> [Given problem]
Nothing in the records may be left out or altered; reproduce them all exactly.

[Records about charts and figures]
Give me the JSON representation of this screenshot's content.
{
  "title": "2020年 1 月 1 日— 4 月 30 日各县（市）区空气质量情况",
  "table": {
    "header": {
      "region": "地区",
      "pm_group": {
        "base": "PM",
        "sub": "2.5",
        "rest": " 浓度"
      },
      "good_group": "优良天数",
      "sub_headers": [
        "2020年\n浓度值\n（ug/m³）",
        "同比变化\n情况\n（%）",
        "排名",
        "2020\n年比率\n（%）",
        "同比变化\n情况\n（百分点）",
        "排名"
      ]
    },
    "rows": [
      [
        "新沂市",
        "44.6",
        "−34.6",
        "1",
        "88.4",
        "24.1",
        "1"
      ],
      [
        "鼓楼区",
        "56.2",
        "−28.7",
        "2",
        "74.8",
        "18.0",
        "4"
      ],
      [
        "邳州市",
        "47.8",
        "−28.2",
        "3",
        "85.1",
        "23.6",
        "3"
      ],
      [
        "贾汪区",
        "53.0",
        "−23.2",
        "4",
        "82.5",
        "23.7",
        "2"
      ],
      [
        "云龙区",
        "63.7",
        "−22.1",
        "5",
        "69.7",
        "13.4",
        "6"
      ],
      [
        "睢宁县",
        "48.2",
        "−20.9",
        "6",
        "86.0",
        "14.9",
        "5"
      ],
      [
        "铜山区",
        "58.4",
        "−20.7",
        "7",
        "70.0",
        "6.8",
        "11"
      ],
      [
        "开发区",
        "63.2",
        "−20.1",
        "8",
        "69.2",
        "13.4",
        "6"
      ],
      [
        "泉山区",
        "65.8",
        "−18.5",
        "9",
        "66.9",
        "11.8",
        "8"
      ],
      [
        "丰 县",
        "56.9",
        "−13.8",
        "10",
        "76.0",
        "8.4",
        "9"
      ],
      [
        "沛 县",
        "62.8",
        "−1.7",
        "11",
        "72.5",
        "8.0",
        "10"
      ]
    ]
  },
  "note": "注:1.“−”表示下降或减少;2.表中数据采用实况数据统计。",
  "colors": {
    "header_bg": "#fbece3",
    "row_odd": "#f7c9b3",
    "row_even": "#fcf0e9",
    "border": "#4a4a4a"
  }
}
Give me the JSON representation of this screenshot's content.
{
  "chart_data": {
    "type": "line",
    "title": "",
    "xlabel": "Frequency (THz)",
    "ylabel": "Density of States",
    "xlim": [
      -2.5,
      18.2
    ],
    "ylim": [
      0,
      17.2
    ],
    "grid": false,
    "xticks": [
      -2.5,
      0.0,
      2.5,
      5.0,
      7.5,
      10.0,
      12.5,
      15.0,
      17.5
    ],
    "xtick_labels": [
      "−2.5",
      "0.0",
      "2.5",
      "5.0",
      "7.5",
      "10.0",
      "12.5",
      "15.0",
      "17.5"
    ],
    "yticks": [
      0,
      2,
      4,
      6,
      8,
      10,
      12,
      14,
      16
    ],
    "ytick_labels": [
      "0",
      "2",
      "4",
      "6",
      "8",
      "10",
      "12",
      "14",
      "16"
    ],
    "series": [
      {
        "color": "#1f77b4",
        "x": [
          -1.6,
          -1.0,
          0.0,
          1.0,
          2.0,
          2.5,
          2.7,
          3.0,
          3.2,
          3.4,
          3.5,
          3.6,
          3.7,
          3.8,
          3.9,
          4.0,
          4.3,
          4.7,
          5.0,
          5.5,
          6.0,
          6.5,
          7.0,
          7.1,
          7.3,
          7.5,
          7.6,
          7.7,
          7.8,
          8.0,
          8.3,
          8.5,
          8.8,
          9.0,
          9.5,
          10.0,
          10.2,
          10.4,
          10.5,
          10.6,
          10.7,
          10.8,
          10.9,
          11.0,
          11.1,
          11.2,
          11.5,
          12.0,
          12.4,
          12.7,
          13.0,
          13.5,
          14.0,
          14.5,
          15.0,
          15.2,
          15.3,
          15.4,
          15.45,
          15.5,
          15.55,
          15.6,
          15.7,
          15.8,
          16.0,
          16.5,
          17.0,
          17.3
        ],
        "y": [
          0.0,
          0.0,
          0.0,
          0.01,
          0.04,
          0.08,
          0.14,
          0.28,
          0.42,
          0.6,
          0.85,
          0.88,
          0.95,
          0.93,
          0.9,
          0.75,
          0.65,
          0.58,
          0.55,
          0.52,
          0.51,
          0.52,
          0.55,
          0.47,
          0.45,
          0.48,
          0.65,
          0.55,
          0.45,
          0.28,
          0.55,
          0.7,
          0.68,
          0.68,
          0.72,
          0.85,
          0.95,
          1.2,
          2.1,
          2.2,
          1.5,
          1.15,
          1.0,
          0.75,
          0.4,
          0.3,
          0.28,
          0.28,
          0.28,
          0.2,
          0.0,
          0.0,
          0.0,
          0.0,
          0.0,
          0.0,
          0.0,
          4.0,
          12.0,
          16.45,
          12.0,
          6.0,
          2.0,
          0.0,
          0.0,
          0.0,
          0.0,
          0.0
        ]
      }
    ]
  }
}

> [The output]
Give me the JSON representation of this screenshot's content.
{
  "title": "2020年 1 月 1 日— 4 月 30 日各县（市）区空气质量情况",
  "table": {
    "header": {
      "region": "地区",
      "pm_group": {
        "base": "PM",
        "sub": "2.5",
        "rest": " 浓度"
      },
      "good_group": "优良天数",
      "sub_headers": [
        "2020年\n浓度值\n（ug/m³）",
        "同比变化\n情况\n（%）",
        "排名",
        "2020\n年比率\n（%）",
        "同比变化\n情况\n（百分点）",
        "排名"
      ]
    },
    "rows": [
      [
        "新沂市",
        "44.6",
        "−34.6",
        "1",
        "88.4",
        "24.1",
        "1"
      ],
      [
        "鼓楼区",
        "56.2",
        "−28.7",
        "2",
        "74.8",
        "18.0",
        "4"
      ],
      [
        "邳州市",
        "47.8",
        "−28.2",
        "3",
        "85.1",
        "23.6",
        "3"
      ],
      [
        "贾汪区",
        "53.0",
        "−23.2",
        "4",
        "82.5",
        "23.7",
        "2"
      ],
      [
        "云龙区",
        "63.7",
        "−22.1",
        "5",
        "69.7",
        "13.4",
        "6"
      ],
      [
        "睢宁县",
        "48.2",
        "−20.9",
        "6",
        "86.0",
        "14.9",
        "5"
      ],
      [
        "铜山区",
        "58.4",
        "−20.7",
        "7",
        "70.0",
        "6.8",
        "11"
      ],
      [
        "开发区",
        "63.2",
        "−20.1",
        "8",
        "69.2",
        "13.4",
        "6"
      ],
      [
        "泉山区",
        "65.8",
        "−18.5",
        "9",
        "66.9",
        "11.8",
        "8"
      ],
      [
        "丰 县",
        "56.9",
        "−13.8",
        "10",
        "76.0",
        "8.4",
        "9"
      ],
      [
        "沛 县",
        "62.8",
        "−1.7",
        "11",
        "72.5",
        "8.0",
        "10"
      ]
    ]
  },
  "note": "注:1.“−”表示下降或减少;2.表中数据采用实况数据统计。",
  "colors": {
    "header_bg": "#fbece3",
    "row_odd": "#f7c9b3",
    "row_even": "#fcf0e9",
    "border": "#4a4a4a"
  }
}
Give me the JSON representation of this screenshot's content.
{
  "chart_data": {
    "type": "line",
    "title": "",
    "xlabel": "Frequency (THz)",
    "ylabel": "Density of States",
    "xlim": [
      -2.5,
      18.2
    ],
    "ylim": [
      0,
      17.2
    ],
    "grid": false,
    "xticks": [
      -2.5,
      0.0,
      2.5,
      5.0,
      7.5,
      10.0,
      12.5,
      15.0,
      17.5
    ],
    "xtick_labels": [
      "−2.5",
      "0.0",
      "2.5",
      "5.0",
      "7.5",
      "10.0",
      "12.5",
      "15.0",
      "17.5"
    ],
    "yticks": [
      0,
      2,
      4,
      6,
      8,
      10,
      12,
      14,
      16
    ],
    "ytick_labels": [
      "0",
      "2",
      "4",
      "6",
      "8",
      "10",
      "12",
      "14",
      "16"
    ],
    "series": [
      {
        "color": "#1f77b4",
        "x": [
          -1.6,
          -1.0,
          0.0,
          1.0,
          2.0,
          2.5,
          2.7,
          3.0,
          3.2,
          3.4,
          3.5,
          3.6,
          3.7,
          3.8,
          3.9,
          4.0,
          4.3,
          4.7,
          5.0,
          5.5,
          6.0,
          6.5,
          7.0,
          7.1,
          7.3,
          7.5,
          7.6,
          7.7,
          7.8,
          8.0,
          8.3,
          8.5,
          8.8,
          9.0,
          9.5,
          10.0,
          10.2,
          10.4,
          10.5,
          10.6,
          10.7,
          10.8,
          10.9,
          11.0,
          11.1,
          11.2,
          11.5,
          12.0,
          12.4,
          12.7,
          13.0,
          13.5,
          14.0,
          14.5,
          15.0,
          15.2,
          15.3,
          15.4,
          15.45,
          15.5,
          15.55,
          15.6,
          15.7,
          15.8,
          16.0,
          16.5,
          17.0,
          17.3
        ],
        "y": [
          0.0,
          0.0,
          0.0,
          0.01,
          0.04,
          0.08,
          0.14,
          0.28,
          0.42,
          0.6,
          0.85,
          0.88,
          0.95,
          0.93,
          0.9,
          0.75,
          0.65,
          0.58,
          0.55,
          0.52,
          0.51,
          0.52,
          0.55,
          0.47,
          0.45,
          0.48,
          0.65,
          0.55,
          0.45,
          0.28,
          0.55,
          0.7,
          0.68,
          0.68,
          0.72,
          0.85,
          0.95,
          1.2,
          2.1,
          2.2,
          1.5,
          1.15,
          1.0,
          0.75,
          0.4,
          0.3,
          0.28,
          0.28,
          0.28,
          0.2,
          0.0,
          0.0,
          0.0,
          0.0,
          0.0,
          0.0,
          0.0,
          4.0,
          12.0,
          16.45,
          12.0,
          6.0,
          2.0,
          0.0,
          0.0,
          0.0,
          0.0,
          0.0
        ]
      }
    ]
  }
}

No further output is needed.